(Items listed in a dataset)
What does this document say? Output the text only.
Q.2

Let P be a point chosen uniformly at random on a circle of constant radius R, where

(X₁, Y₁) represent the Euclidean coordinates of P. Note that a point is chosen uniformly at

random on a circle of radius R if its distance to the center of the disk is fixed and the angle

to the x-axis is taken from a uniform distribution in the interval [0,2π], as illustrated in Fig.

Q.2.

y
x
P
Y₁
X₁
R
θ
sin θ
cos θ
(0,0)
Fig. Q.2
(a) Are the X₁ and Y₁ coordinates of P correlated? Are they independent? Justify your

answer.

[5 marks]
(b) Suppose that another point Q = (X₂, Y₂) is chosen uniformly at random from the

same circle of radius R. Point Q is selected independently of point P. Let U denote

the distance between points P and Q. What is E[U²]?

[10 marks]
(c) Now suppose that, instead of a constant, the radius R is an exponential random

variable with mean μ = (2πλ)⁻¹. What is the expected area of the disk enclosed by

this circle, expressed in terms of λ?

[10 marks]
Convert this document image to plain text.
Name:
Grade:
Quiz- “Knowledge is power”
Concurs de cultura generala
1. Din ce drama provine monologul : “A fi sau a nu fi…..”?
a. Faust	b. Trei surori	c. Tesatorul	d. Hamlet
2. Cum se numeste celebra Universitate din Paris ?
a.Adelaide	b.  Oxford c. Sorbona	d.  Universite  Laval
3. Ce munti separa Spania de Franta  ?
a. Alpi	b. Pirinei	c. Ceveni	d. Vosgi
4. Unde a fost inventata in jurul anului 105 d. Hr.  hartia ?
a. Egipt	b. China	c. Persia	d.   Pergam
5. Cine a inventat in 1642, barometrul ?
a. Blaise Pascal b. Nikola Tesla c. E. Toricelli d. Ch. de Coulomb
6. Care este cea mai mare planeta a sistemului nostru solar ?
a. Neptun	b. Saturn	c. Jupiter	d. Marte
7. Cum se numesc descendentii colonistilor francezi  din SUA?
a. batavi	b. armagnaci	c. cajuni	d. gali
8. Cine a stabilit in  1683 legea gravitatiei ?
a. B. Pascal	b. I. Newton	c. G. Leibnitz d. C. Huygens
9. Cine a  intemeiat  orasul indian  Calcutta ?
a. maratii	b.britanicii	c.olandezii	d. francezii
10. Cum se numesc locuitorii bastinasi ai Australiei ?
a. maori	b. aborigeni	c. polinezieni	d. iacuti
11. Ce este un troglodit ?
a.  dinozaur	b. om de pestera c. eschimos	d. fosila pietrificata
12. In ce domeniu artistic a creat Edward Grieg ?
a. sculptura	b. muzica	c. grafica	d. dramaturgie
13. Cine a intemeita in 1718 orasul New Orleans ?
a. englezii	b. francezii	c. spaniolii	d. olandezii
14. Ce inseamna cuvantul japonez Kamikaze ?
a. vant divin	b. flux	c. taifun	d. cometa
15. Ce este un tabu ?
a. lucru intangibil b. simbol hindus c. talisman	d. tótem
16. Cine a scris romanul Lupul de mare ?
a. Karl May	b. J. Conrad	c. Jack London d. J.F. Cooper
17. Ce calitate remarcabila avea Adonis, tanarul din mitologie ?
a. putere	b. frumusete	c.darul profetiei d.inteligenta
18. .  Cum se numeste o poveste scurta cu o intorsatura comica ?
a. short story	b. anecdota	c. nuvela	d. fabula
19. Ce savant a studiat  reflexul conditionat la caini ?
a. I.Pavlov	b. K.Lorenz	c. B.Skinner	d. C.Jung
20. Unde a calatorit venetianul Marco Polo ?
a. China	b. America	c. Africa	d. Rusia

What you are asked to do: Review the preceding data and report every line that includes the string "uniformly".

Output below:
Let P be a point chosen uniformly at random on a circle of constant radius R, where
(X₁, Y₁) represent the Euclidean coordinates of P. Note that a point is chosen uniformly at
(b) Suppose that another point Q = (X₂, Y₂) is chosen uniformly at random from the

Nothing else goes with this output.